# Task goal:
Reproduce the records below in full and without edits, omitting images.

====================

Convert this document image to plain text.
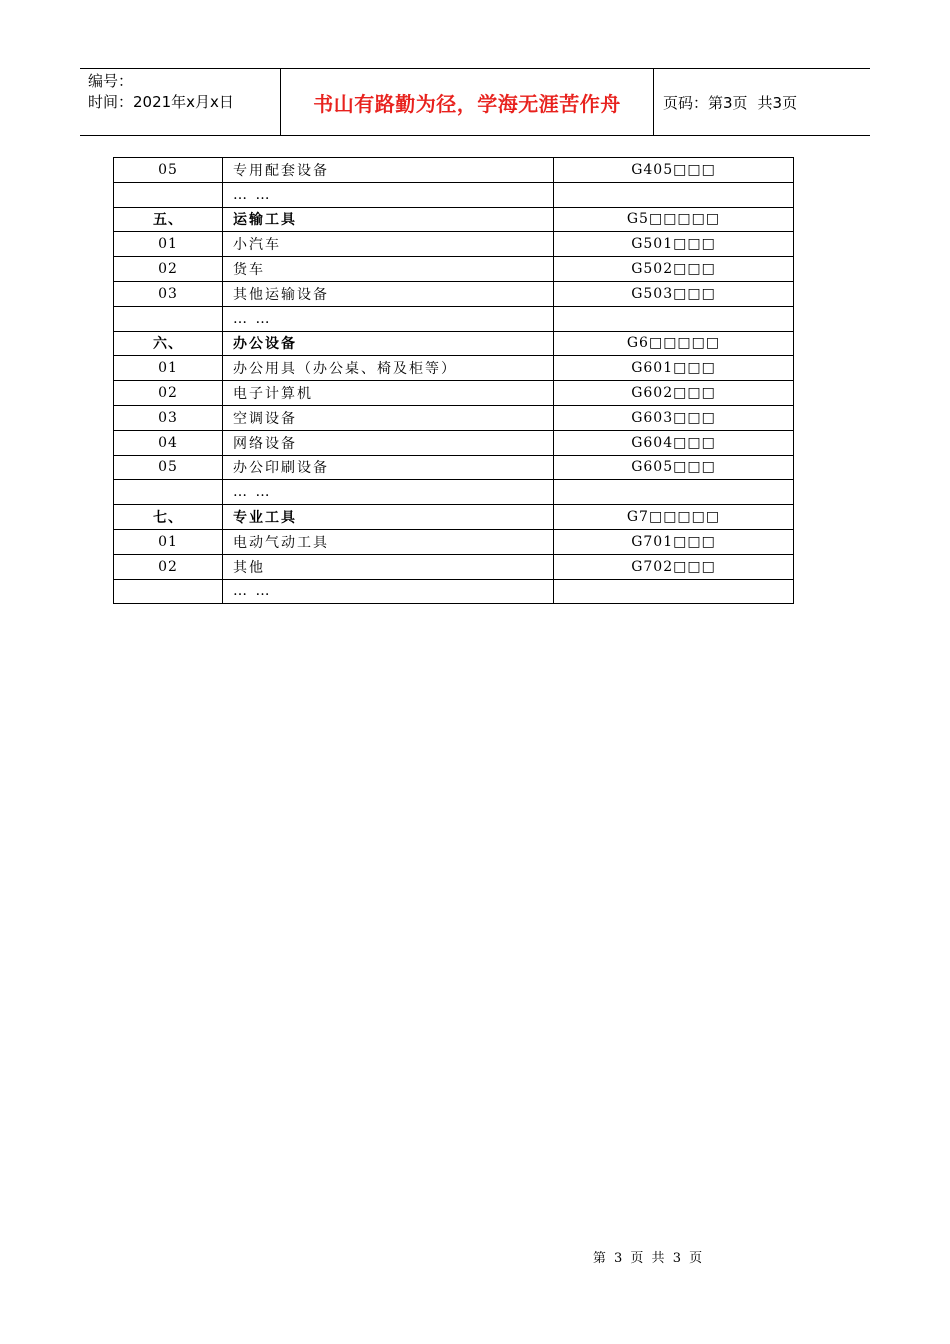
编号：
时间：2021年x月x日	书山有路勤为径，学海无涯苦作舟	页码：第3页 共3页
05	专用配套设备	G405□□□
	… …	
五、	运输工具	G5□□□□□
01	小汽车	G501□□□
02	货车	G502□□□
03	其他运输设备	G503□□□
	… …	
六、	办公设备	G6□□□□□
01	办公用具（办公桌、椅及柜等）	G601□□□
02	电子计算机	G602□□□
03	空调设备	G603□□□
04	网络设备	G604□□□
05	办公印刷设备	G605□□□
	… …	
七、	专业工具	G7□□□□□
01	电动气动工具	G701□□□
02	其他	G702□□□
	… …	
第 3 页 共 3 页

====================

# Answer in full:
Convert this document image to plain text.
编号：
时间：2021年x月x日	书山有路勤为径，学海无涯苦作舟	页码：第3页 共3页
05	专用配套设备	G405□□□
	… …	
五、	运输工具	G5□□□□□
01	小汽车	G501□□□
02	货车	G502□□□
03	其他运输设备	G503□□□
	… …	
六、	办公设备	G6□□□□□
01	办公用具（办公桌、椅及柜等）	G601□□□
02	电子计算机	G602□□□
03	空调设备	G603□□□
04	网络设备	G604□□□
05	办公印刷设备	G605□□□
	… …	
七、	专业工具	G7□□□□□
01	电动气动工具	G701□□□
02	其他	G702□□□
	… …	
第 3 页 共 3 页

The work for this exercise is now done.